> AIM
Copy each line exactly. Drop every picture.

> ENTRIES SUPPLIED

┏━━

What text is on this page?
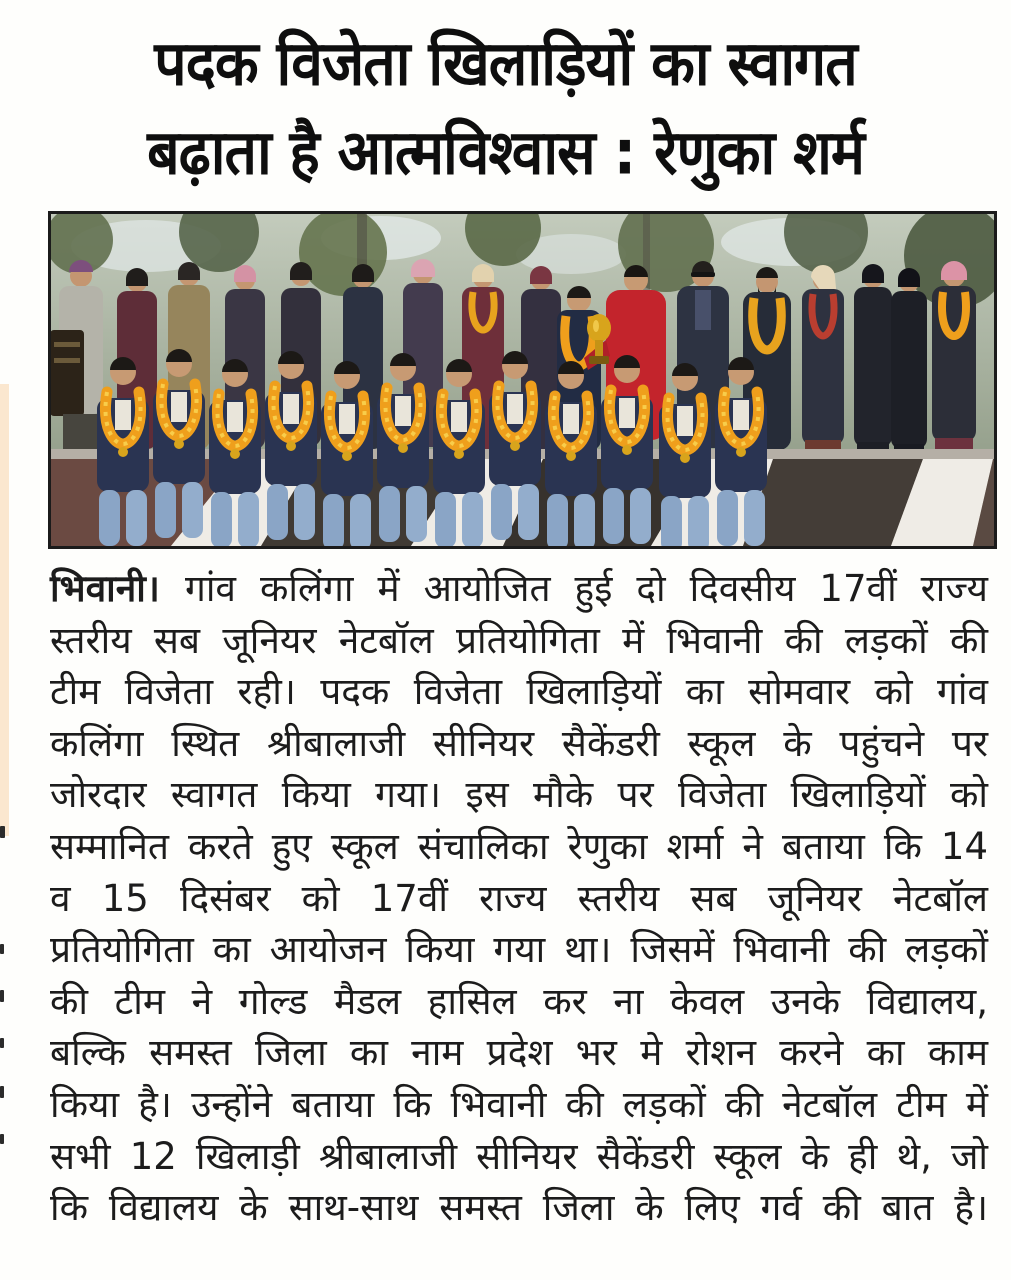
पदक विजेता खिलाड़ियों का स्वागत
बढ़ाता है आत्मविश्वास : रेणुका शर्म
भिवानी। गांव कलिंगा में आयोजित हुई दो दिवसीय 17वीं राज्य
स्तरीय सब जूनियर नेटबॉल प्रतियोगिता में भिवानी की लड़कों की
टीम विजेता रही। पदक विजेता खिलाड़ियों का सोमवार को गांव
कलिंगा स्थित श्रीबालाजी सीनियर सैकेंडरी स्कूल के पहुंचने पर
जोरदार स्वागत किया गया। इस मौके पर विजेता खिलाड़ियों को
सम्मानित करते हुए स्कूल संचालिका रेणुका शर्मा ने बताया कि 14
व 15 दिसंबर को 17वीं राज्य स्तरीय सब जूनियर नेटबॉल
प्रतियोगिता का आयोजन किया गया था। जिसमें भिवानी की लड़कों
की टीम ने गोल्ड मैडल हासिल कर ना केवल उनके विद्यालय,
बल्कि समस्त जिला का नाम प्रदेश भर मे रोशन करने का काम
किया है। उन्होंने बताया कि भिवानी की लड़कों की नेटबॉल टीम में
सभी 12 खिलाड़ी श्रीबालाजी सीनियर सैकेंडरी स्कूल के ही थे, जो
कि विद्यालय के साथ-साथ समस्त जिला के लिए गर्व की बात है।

┗━━

> FULL OUTPUT
What text is on this page?
पदक विजेता खिलाड़ियों का स्वागत
बढ़ाता है आत्मविश्वास : रेणुका शर्म
भिवानी। गांव कलिंगा में आयोजित हुई दो दिवसीय 17वीं राज्य
स्तरीय सब जूनियर नेटबॉल प्रतियोगिता में भिवानी की लड़कों की
टीम विजेता रही। पदक विजेता खिलाड़ियों का सोमवार को गांव
कलिंगा स्थित श्रीबालाजी सीनियर सैकेंडरी स्कूल के पहुंचने पर
जोरदार स्वागत किया गया। इस मौके पर विजेता खिलाड़ियों को
सम्मानित करते हुए स्कूल संचालिका रेणुका शर्मा ने बताया कि 14
व 15 दिसंबर को 17वीं राज्य स्तरीय सब जूनियर नेटबॉल
प्रतियोगिता का आयोजन किया गया था। जिसमें भिवानी की लड़कों
की टीम ने गोल्ड मैडल हासिल कर ना केवल उनके विद्यालय,
बल्कि समस्त जिला का नाम प्रदेश भर मे रोशन करने का काम
किया है। उन्होंने बताया कि भिवानी की लड़कों की नेटबॉल टीम में
सभी 12 खिलाड़ी श्रीबालाजी सीनियर सैकेंडरी स्कूल के ही थे, जो
कि विद्यालय के साथ-साथ समस्त जिला के लिए गर्व की बात है।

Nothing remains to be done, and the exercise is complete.